Given task
Repeat everything in the material exactly.

[Dataset excerpt]

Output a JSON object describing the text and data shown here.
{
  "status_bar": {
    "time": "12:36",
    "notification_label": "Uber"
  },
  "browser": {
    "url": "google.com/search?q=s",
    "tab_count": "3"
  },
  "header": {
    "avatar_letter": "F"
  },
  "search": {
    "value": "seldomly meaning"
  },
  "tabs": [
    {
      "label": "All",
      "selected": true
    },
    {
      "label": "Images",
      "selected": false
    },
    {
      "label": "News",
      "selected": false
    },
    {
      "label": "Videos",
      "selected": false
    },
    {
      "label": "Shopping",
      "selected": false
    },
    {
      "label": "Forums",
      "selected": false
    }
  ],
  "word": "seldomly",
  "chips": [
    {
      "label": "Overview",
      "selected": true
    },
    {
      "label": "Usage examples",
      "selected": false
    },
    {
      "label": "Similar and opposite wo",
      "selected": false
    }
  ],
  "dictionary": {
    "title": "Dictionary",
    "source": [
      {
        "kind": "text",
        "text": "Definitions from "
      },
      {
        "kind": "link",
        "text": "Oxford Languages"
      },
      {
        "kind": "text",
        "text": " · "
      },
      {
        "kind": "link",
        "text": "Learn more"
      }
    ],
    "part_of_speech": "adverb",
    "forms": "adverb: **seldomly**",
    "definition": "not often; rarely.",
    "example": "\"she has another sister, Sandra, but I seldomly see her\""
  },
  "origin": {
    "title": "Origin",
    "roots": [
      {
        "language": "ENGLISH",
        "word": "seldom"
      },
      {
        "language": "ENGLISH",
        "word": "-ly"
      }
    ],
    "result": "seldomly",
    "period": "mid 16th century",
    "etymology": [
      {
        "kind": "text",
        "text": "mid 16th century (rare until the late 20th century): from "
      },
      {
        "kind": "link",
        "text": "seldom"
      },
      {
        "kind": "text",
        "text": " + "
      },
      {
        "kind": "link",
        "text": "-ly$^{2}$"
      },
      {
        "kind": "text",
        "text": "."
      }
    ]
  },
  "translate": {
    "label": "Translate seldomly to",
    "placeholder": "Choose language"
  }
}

Exercise result
Output a JSON object describing the text and data shown here.
{
  "status_bar": {
    "time": "12:36",
    "notification_label": "Uber"
  },
  "browser": {
    "url": "google.com/search?q=s",
    "tab_count": "3"
  },
  "header": {
    "avatar_letter": "F"
  },
  "search": {
    "value": "seldomly meaning"
  },
  "tabs": [
    {
      "label": "All",
      "selected": true
    },
    {
      "label": "Images",
      "selected": false
    },
    {
      "label": "News",
      "selected": false
    },
    {
      "label": "Videos",
      "selected": false
    },
    {
      "label": "Shopping",
      "selected": false
    },
    {
      "label": "Forums",
      "selected": false
    }
  ],
  "word": "seldomly",
  "chips": [
    {
      "label": "Overview",
      "selected": true
    },
    {
      "label": "Usage examples",
      "selected": false
    },
    {
      "label": "Similar and opposite wo",
      "selected": false
    }
  ],
  "dictionary": {
    "title": "Dictionary",
    "source": [
      {
        "kind": "text",
        "text": "Definitions from "
      },
      {
        "kind": "link",
        "text": "Oxford Languages"
      },
      {
        "kind": "text",
        "text": " · "
      },
      {
        "kind": "link",
        "text": "Learn more"
      }
    ],
    "part_of_speech": "adverb",
    "forms": "adverb: **seldomly**",
    "definition": "not often; rarely.",
    "example": "\"she has another sister, Sandra, but I seldomly see her\""
  },
  "origin": {
    "title": "Origin",
    "roots": [
      {
        "language": "ENGLISH",
        "word": "seldom"
      },
      {
        "language": "ENGLISH",
        "word": "-ly"
      }
    ],
    "result": "seldomly",
    "period": "mid 16th century",
    "etymology": [
      {
        "kind": "text",
        "text": "mid 16th century (rare until the late 20th century): from "
      },
      {
        "kind": "link",
        "text": "seldom"
      },
      {
        "kind": "text",
        "text": " + "
      },
      {
        "kind": "link",
        "text": "-ly$^{2}$"
      },
      {
        "kind": "text",
        "text": "."
      }
    ]
  },
  "translate": {
    "label": "Translate seldomly to",
    "placeholder": "Choose language"
  }
}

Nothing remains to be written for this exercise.